══ Raw records
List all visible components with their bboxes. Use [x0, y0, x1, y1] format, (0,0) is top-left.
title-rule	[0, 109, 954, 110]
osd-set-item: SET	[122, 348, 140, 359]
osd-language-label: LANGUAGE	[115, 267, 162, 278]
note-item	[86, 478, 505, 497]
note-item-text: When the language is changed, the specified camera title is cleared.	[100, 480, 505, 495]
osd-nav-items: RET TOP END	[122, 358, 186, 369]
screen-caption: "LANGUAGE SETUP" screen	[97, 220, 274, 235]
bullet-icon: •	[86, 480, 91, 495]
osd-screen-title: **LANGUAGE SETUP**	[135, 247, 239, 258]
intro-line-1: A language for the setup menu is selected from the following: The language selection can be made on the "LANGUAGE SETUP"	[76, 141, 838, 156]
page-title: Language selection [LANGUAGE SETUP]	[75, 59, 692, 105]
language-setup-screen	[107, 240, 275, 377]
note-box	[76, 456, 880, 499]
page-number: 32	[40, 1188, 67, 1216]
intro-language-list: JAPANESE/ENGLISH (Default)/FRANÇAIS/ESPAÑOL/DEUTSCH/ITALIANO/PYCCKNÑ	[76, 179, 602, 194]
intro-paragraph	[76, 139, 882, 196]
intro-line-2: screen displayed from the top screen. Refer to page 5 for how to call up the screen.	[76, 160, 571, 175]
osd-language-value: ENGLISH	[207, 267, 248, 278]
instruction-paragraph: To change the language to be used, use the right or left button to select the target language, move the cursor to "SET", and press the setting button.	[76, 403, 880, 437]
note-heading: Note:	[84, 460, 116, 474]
════
## Exercise directions
Put each line of the material above into a Markdown table with two columns, No. and Line, numbering the rows and skipping any blank lines.

## Response to this task
| No. | Line |
|---|---|
| 1 | List all visible components with their bboxes. Use [x0, y0, x1, y1] format, (0,0) is top-left. |
| 2 | title-rule	[0, 109, 954, 110] |
| 3 | osd-set-item: SET	[122, 348, 140, 359] |
| 4 | osd-language-label: LANGUAGE	[115, 267, 162, 278] |
| 5 | note-item	[86, 478, 505, 497] |
| 6 | note-item-text: When the language is changed, the specified camera title is cleared.	[100, 480, 505, 495] |
| 7 | osd-nav-items: RET TOP END	[122, 358, 186, 369] |
| 8 | screen-caption: "LANGUAGE SETUP" screen	[97, 220, 274, 235] |
| 9 | bullet-icon: •	[86, 480, 91, 495] |
| 10 | osd-screen-title: **LANGUAGE SETUP**	[135, 247, 239, 258] |
| 11 | intro-line-1: A language for the setup menu is selected from the following: The language selection can be made on the "LANGUAGE SETUP"	[76, 141, 838, 156] |
| 12 | page-title: Language selection [LANGUAGE SETUP]	[75, 59, 692, 105] |
| 13 | language-setup-screen	[107, 240, 275, 377] |
| 14 | note-box	[76, 456, 880, 499] |
| 15 | page-number: 32	[40, 1188, 67, 1216] |
| 16 | intro-language-list: JAPANESE/ENGLISH (Default)/FRANÇAIS/ESPAÑOL/DEUTSCH/ITALIANO/PYCCKNÑ	[76, 179, 602, 194] |
| 17 | intro-paragraph	[76, 139, 882, 196] |
| 18 | intro-line-2: screen displayed from the top screen. Refer to page 5 for how to call up the screen.	[76, 160, 571, 175] |
| 19 | osd-language-value: ENGLISH	[207, 267, 248, 278] |
| 20 | instruction-paragraph: To change the language to be used, use the right or left button to select the target language, move the cursor to "SET", and press the setting button.	[76, 403, 880, 437] |
| 21 | note-heading: Note:	[84, 460, 116, 474] |